STATED EXERCISE | In the copy, include every entry exactly but none of the pictures.
— Start DATA SECTION —
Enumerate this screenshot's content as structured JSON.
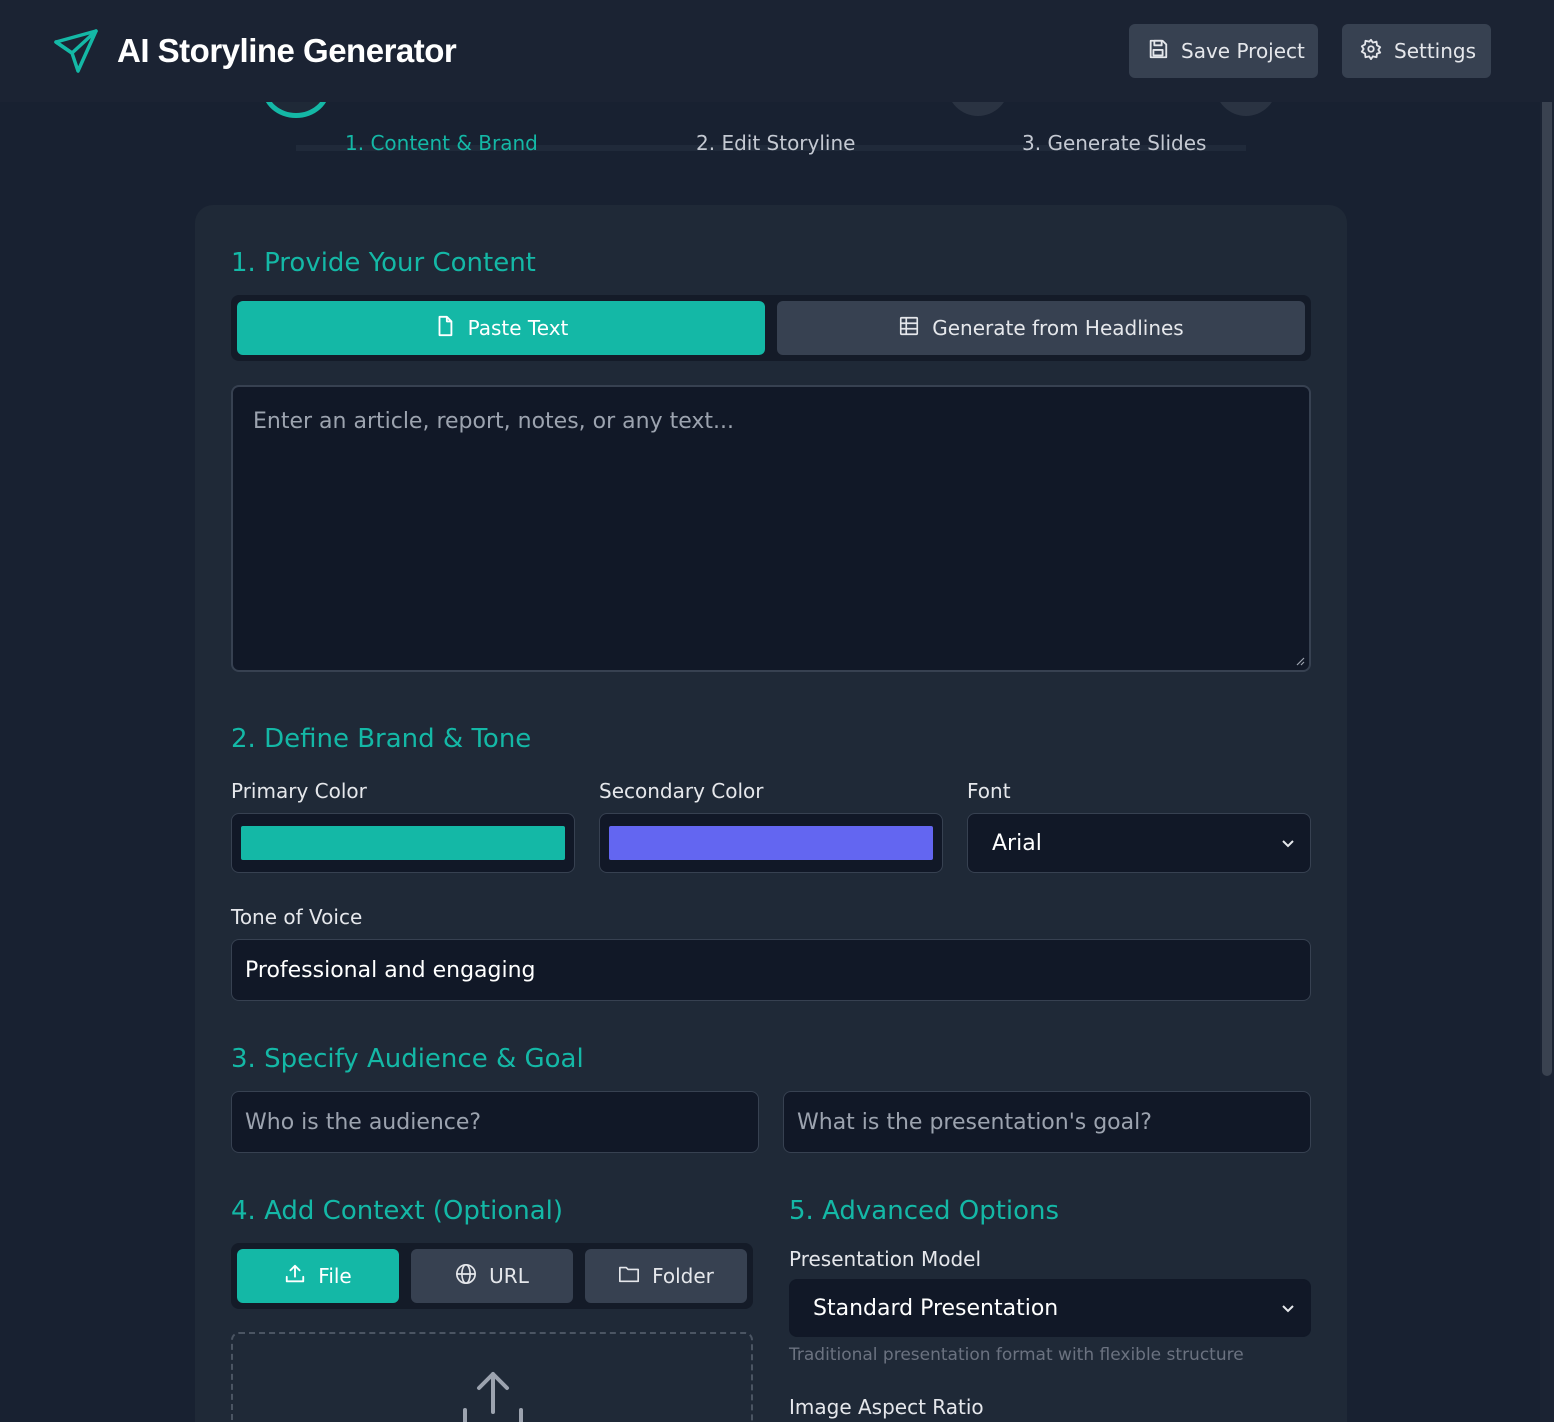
{
  "header": {
    "title": "AI Storyline Generator",
    "save_label": "Save Project",
    "settings_label": "Settings",
    "logo_icon": "paper-plane-icon"
  },
  "steps": [
    {
      "label": "1. Content & Brand",
      "active": true
    },
    {
      "label": "2. Edit Storyline",
      "active": false
    },
    {
      "label": "3. Generate Slides",
      "active": false
    }
  ],
  "content": {
    "title": "1. Provide Your Content",
    "tabs": [
      {
        "label": "Paste Text",
        "icon": "document-icon",
        "active": true
      },
      {
        "label": "Generate from Headlines",
        "icon": "table-icon",
        "active": false
      }
    ],
    "placeholder": "Enter an article, report, notes, or any text..."
  },
  "brand": {
    "title": "2. Define Brand & Tone",
    "primary_label": "Primary Color",
    "primary_color": "#14b8a6",
    "secondary_label": "Secondary Color",
    "secondary_color": "#6366f1",
    "font_label": "Font",
    "font_value": "Arial",
    "tone_label": "Tone of Voice",
    "tone_value": "Professional and engaging"
  },
  "audience": {
    "title": "3. Specify Audience & Goal",
    "audience_placeholder": "Who is the audience?",
    "goal_placeholder": "What is the presentation's goal?"
  },
  "context": {
    "title": "4. Add Context (Optional)",
    "tabs": [
      {
        "label": "File",
        "icon": "upload-icon",
        "active": true
      },
      {
        "label": "URL",
        "icon": "globe-icon",
        "active": false
      },
      {
        "label": "Folder",
        "icon": "folder-icon",
        "active": false
      }
    ]
  },
  "advanced": {
    "title": "5. Advanced Options",
    "model_label": "Presentation Model",
    "model_value": "Standard Presentation",
    "model_hint": "Traditional presentation format with flexible structure",
    "aspect_label": "Image Aspect Ratio"
  },
  "colors": {
    "accent": "#14b8a6",
    "background": "#182131",
    "card": "#1f2937"
  }
}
— End DATA SECTION —
REPLY |
Enumerate this screenshot's content as structured JSON.
{
  "header": {
    "title": "AI Storyline Generator",
    "save_label": "Save Project",
    "settings_label": "Settings",
    "logo_icon": "paper-plane-icon"
  },
  "steps": [
    {
      "label": "1. Content & Brand",
      "active": true
    },
    {
      "label": "2. Edit Storyline",
      "active": false
    },
    {
      "label": "3. Generate Slides",
      "active": false
    }
  ],
  "content": {
    "title": "1. Provide Your Content",
    "tabs": [
      {
        "label": "Paste Text",
        "icon": "document-icon",
        "active": true
      },
      {
        "label": "Generate from Headlines",
        "icon": "table-icon",
        "active": false
      }
    ],
    "placeholder": "Enter an article, report, notes, or any text..."
  },
  "brand": {
    "title": "2. Define Brand & Tone",
    "primary_label": "Primary Color",
    "primary_color": "#14b8a6",
    "secondary_label": "Secondary Color",
    "secondary_color": "#6366f1",
    "font_label": "Font",
    "font_value": "Arial",
    "tone_label": "Tone of Voice",
    "tone_value": "Professional and engaging"
  },
  "audience": {
    "title": "3. Specify Audience & Goal",
    "audience_placeholder": "Who is the audience?",
    "goal_placeholder": "What is the presentation's goal?"
  },
  "context": {
    "title": "4. Add Context (Optional)",
    "tabs": [
      {
        "label": "File",
        "icon": "upload-icon",
        "active": true
      },
      {
        "label": "URL",
        "icon": "globe-icon",
        "active": false
      },
      {
        "label": "Folder",
        "icon": "folder-icon",
        "active": false
      }
    ]
  },
  "advanced": {
    "title": "5. Advanced Options",
    "model_label": "Presentation Model",
    "model_value": "Standard Presentation",
    "model_hint": "Traditional presentation format with flexible structure",
    "aspect_label": "Image Aspect Ratio"
  },
  "colors": {
    "accent": "#14b8a6",
    "background": "#182131",
    "card": "#1f2937"
  }
}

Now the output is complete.